-- Start Extracted records --
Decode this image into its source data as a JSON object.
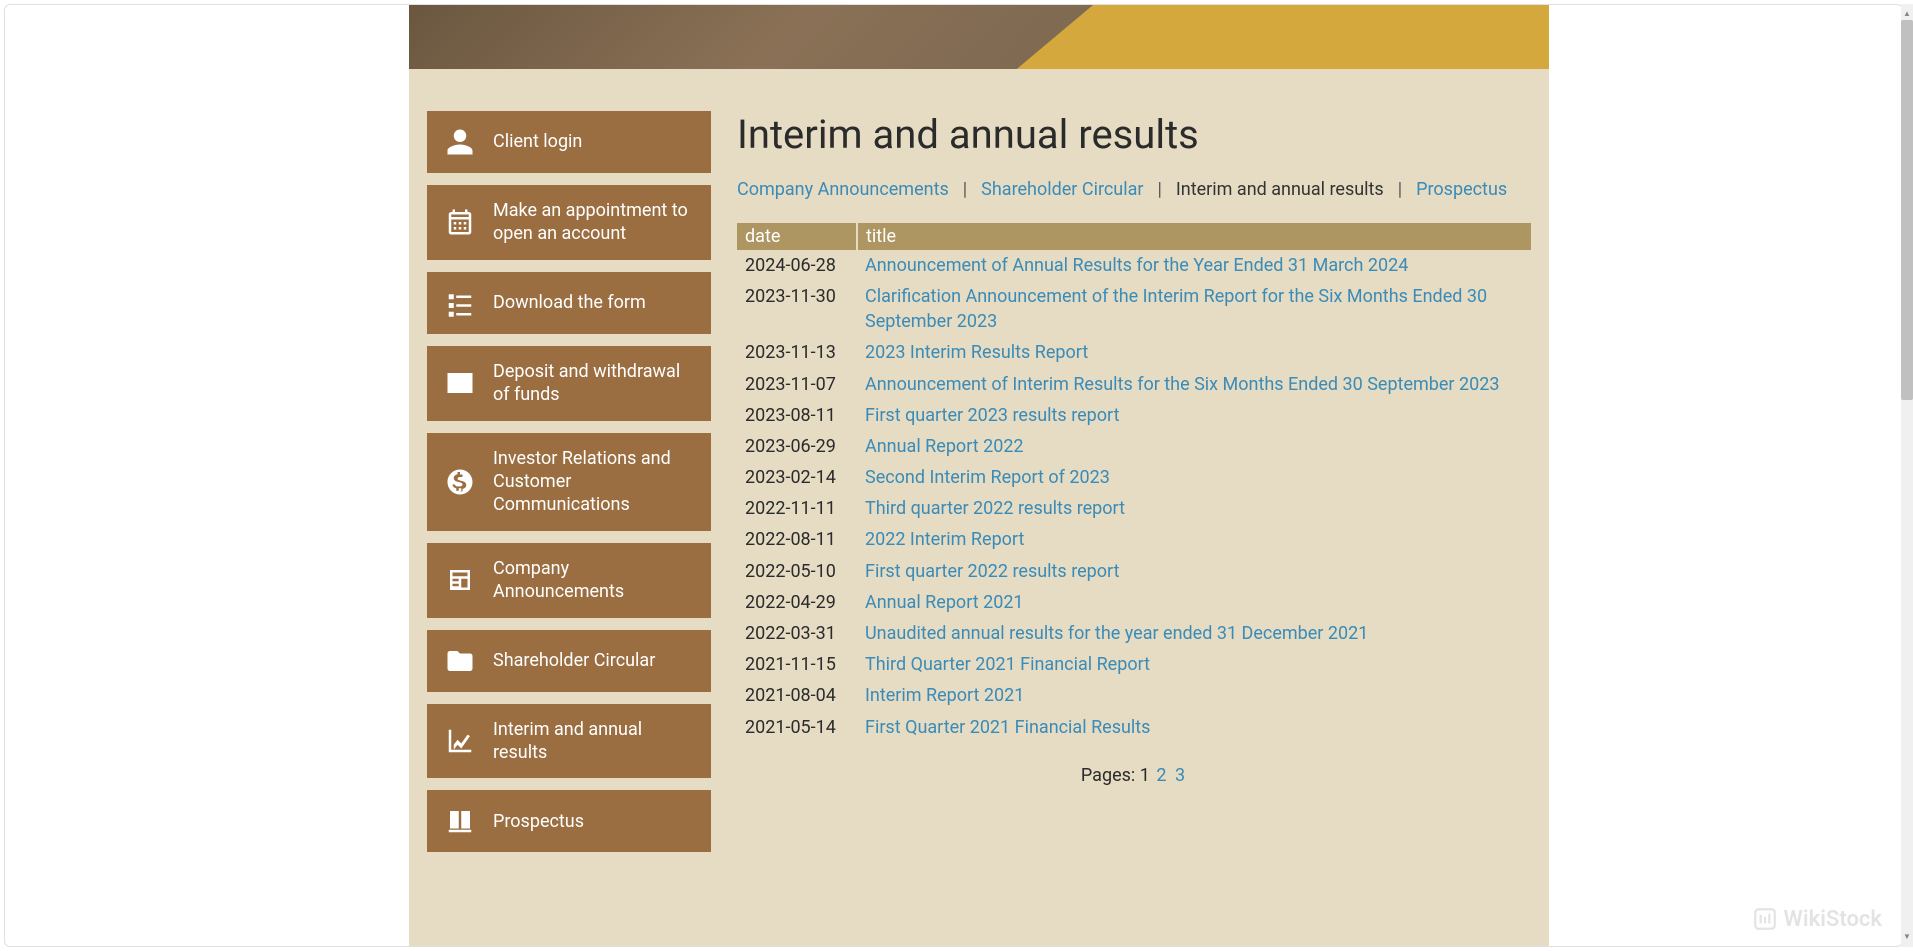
{
  "colors": {
    "sidebar_bg": "#9b6e41",
    "sidebar_text": "#ffffff",
    "page_bg": "#e5dcc3",
    "link_color": "#3a8bb8",
    "table_header_bg": "#ad9662",
    "text_color": "#2b2b2b",
    "banner_gold": "#d4a83c"
  },
  "page": {
    "title": "Interim and annual results"
  },
  "sidebar": {
    "items": [
      {
        "label": "Client login",
        "icon": "user"
      },
      {
        "label": "Make an appointment to open an account",
        "icon": "calendar"
      },
      {
        "label": "Download the form",
        "icon": "form"
      },
      {
        "label": "Deposit and withdrawal of funds",
        "icon": "envelope"
      },
      {
        "label": "Investor Relations and Customer Communications",
        "icon": "dollar"
      },
      {
        "label": "Company Announcements",
        "icon": "news"
      },
      {
        "label": "Shareholder Circular",
        "icon": "folder"
      },
      {
        "label": "Interim and annual results",
        "icon": "chart"
      },
      {
        "label": "Prospectus",
        "icon": "book"
      }
    ]
  },
  "breadcrumb": {
    "items": [
      {
        "label": "Company Announcements",
        "active": false
      },
      {
        "label": "Shareholder Circular",
        "active": false
      },
      {
        "label": "Interim and annual results",
        "active": true
      },
      {
        "label": "Prospectus",
        "active": false
      }
    ]
  },
  "table": {
    "headers": {
      "date": "date",
      "title": "title"
    },
    "rows": [
      {
        "date": "2024-06-28",
        "title": "Announcement of Annual Results for the Year Ended 31 March 2024"
      },
      {
        "date": "2023-11-30",
        "title": "Clarification Announcement of the Interim Report for the Six Months Ended 30 September 2023"
      },
      {
        "date": "2023-11-13",
        "title": "2023 Interim Results Report"
      },
      {
        "date": "2023-11-07",
        "title": "Announcement of Interim Results for the Six Months Ended 30 September 2023"
      },
      {
        "date": "2023-08-11",
        "title": "First quarter 2023 results report"
      },
      {
        "date": "2023-06-29",
        "title": "Annual Report 2022"
      },
      {
        "date": "2023-02-14",
        "title": "Second Interim Report of 2023"
      },
      {
        "date": "2022-11-11",
        "title": "Third quarter 2022 results report"
      },
      {
        "date": "2022-08-11",
        "title": "2022 Interim Report"
      },
      {
        "date": "2022-05-10",
        "title": "First quarter 2022 results report"
      },
      {
        "date": "2022-04-29",
        "title": "Annual Report 2021"
      },
      {
        "date": "2022-03-31",
        "title": "Unaudited annual results for the year ended 31 December 2021"
      },
      {
        "date": "2021-11-15",
        "title": "Third Quarter 2021 Financial Report"
      },
      {
        "date": "2021-08-04",
        "title": "Interim Report 2021"
      },
      {
        "date": "2021-05-14",
        "title": "First Quarter 2021 Financial Results"
      }
    ]
  },
  "pagination": {
    "label": "Pages:",
    "current": "1",
    "others": [
      "2",
      "3"
    ]
  },
  "watermark": {
    "text": "WikiStock"
  }
}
-- End Extracted records --
● Problem requirements
Leaving the pictures aside, transcribe the entire listing exactly.

● Completed task
Decode this image into its source data as a JSON object.
{
  "colors": {
    "sidebar_bg": "#9b6e41",
    "sidebar_text": "#ffffff",
    "page_bg": "#e5dcc3",
    "link_color": "#3a8bb8",
    "table_header_bg": "#ad9662",
    "text_color": "#2b2b2b",
    "banner_gold": "#d4a83c"
  },
  "page": {
    "title": "Interim and annual results"
  },
  "sidebar": {
    "items": [
      {
        "label": "Client login",
        "icon": "user"
      },
      {
        "label": "Make an appointment to open an account",
        "icon": "calendar"
      },
      {
        "label": "Download the form",
        "icon": "form"
      },
      {
        "label": "Deposit and withdrawal of funds",
        "icon": "envelope"
      },
      {
        "label": "Investor Relations and Customer Communications",
        "icon": "dollar"
      },
      {
        "label": "Company Announcements",
        "icon": "news"
      },
      {
        "label": "Shareholder Circular",
        "icon": "folder"
      },
      {
        "label": "Interim and annual results",
        "icon": "chart"
      },
      {
        "label": "Prospectus",
        "icon": "book"
      }
    ]
  },
  "breadcrumb": {
    "items": [
      {
        "label": "Company Announcements",
        "active": false
      },
      {
        "label": "Shareholder Circular",
        "active": false
      },
      {
        "label": "Interim and annual results",
        "active": true
      },
      {
        "label": "Prospectus",
        "active": false
      }
    ]
  },
  "table": {
    "headers": {
      "date": "date",
      "title": "title"
    },
    "rows": [
      {
        "date": "2024-06-28",
        "title": "Announcement of Annual Results for the Year Ended 31 March 2024"
      },
      {
        "date": "2023-11-30",
        "title": "Clarification Announcement of the Interim Report for the Six Months Ended 30 September 2023"
      },
      {
        "date": "2023-11-13",
        "title": "2023 Interim Results Report"
      },
      {
        "date": "2023-11-07",
        "title": "Announcement of Interim Results for the Six Months Ended 30 September 2023"
      },
      {
        "date": "2023-08-11",
        "title": "First quarter 2023 results report"
      },
      {
        "date": "2023-06-29",
        "title": "Annual Report 2022"
      },
      {
        "date": "2023-02-14",
        "title": "Second Interim Report of 2023"
      },
      {
        "date": "2022-11-11",
        "title": "Third quarter 2022 results report"
      },
      {
        "date": "2022-08-11",
        "title": "2022 Interim Report"
      },
      {
        "date": "2022-05-10",
        "title": "First quarter 2022 results report"
      },
      {
        "date": "2022-04-29",
        "title": "Annual Report 2021"
      },
      {
        "date": "2022-03-31",
        "title": "Unaudited annual results for the year ended 31 December 2021"
      },
      {
        "date": "2021-11-15",
        "title": "Third Quarter 2021 Financial Report"
      },
      {
        "date": "2021-08-04",
        "title": "Interim Report 2021"
      },
      {
        "date": "2021-05-14",
        "title": "First Quarter 2021 Financial Results"
      }
    ]
  },
  "pagination": {
    "label": "Pages:",
    "current": "1",
    "others": [
      "2",
      "3"
    ]
  },
  "watermark": {
    "text": "WikiStock"
  }
}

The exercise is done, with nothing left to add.